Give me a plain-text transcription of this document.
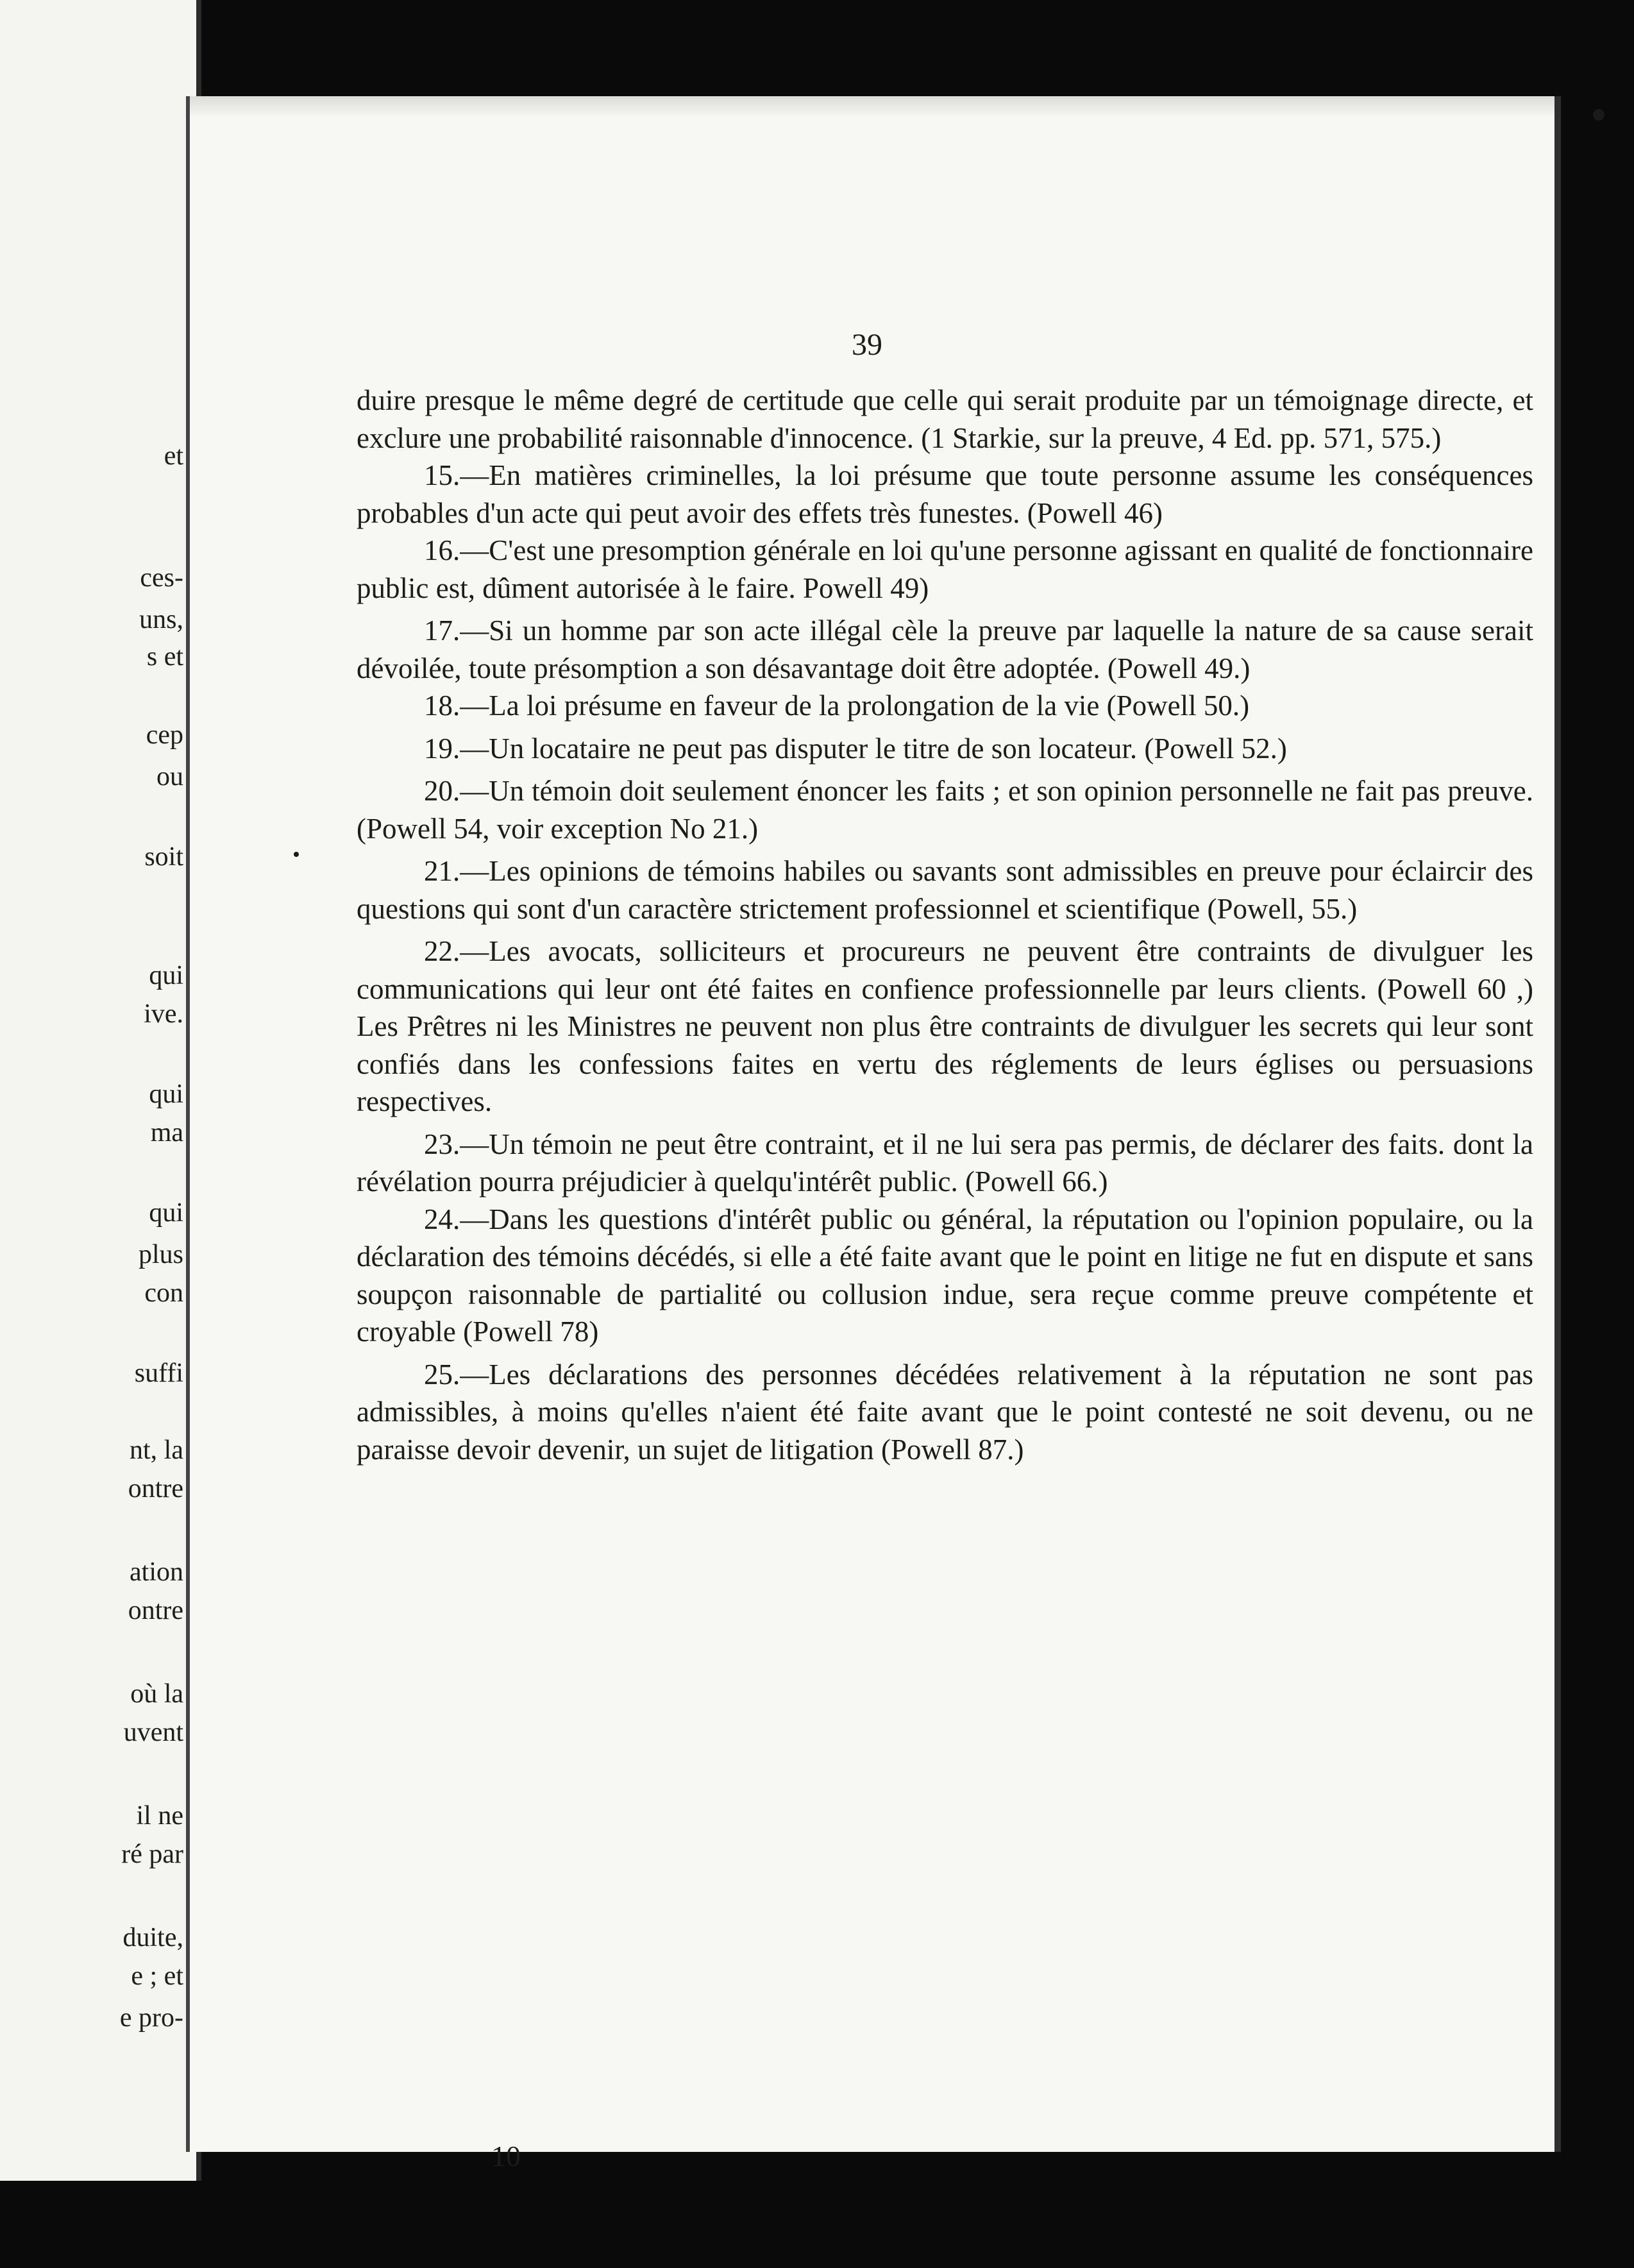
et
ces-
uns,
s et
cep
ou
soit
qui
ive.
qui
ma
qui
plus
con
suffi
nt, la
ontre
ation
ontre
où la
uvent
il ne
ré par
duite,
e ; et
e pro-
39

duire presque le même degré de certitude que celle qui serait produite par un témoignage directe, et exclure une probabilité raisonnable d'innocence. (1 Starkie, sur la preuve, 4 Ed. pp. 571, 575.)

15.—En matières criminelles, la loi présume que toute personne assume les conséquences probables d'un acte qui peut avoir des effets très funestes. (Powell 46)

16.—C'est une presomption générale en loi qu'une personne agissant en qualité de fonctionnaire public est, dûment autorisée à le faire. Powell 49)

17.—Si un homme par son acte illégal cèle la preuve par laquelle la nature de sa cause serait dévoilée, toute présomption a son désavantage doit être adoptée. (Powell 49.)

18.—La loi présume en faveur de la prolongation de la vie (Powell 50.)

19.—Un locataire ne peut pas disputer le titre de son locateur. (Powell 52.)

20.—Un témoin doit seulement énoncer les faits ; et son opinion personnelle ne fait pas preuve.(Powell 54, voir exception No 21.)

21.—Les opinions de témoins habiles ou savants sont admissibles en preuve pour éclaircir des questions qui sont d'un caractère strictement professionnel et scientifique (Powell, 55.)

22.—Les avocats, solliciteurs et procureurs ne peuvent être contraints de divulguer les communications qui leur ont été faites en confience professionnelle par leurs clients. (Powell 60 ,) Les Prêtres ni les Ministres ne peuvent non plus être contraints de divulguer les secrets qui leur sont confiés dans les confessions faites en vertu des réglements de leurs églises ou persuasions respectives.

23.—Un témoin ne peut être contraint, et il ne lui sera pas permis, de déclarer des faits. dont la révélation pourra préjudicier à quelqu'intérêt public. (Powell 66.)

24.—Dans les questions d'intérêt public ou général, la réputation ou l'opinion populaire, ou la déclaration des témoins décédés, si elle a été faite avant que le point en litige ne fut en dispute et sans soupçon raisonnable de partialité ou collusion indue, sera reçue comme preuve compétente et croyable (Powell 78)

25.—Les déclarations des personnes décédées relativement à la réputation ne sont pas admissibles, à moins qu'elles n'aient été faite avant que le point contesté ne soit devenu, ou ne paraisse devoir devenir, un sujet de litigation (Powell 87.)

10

___

→ STATED TASK:
In the lines above, locate the string "toute". Copy every line where it occurs.

→ RESPONSE FOR THIS EXERCISE:
15.—En matières criminelles, la loi présume que toute personne assume les conséquences probables d'un acte qui peut avoir des effets très funestes. (Powell 46)
17.—Si un homme par son acte illégal cèle la preuve par laquelle la nature de sa cause serait dévoilée, toute présomption a son désavantage doit être adoptée. (Powell 49.)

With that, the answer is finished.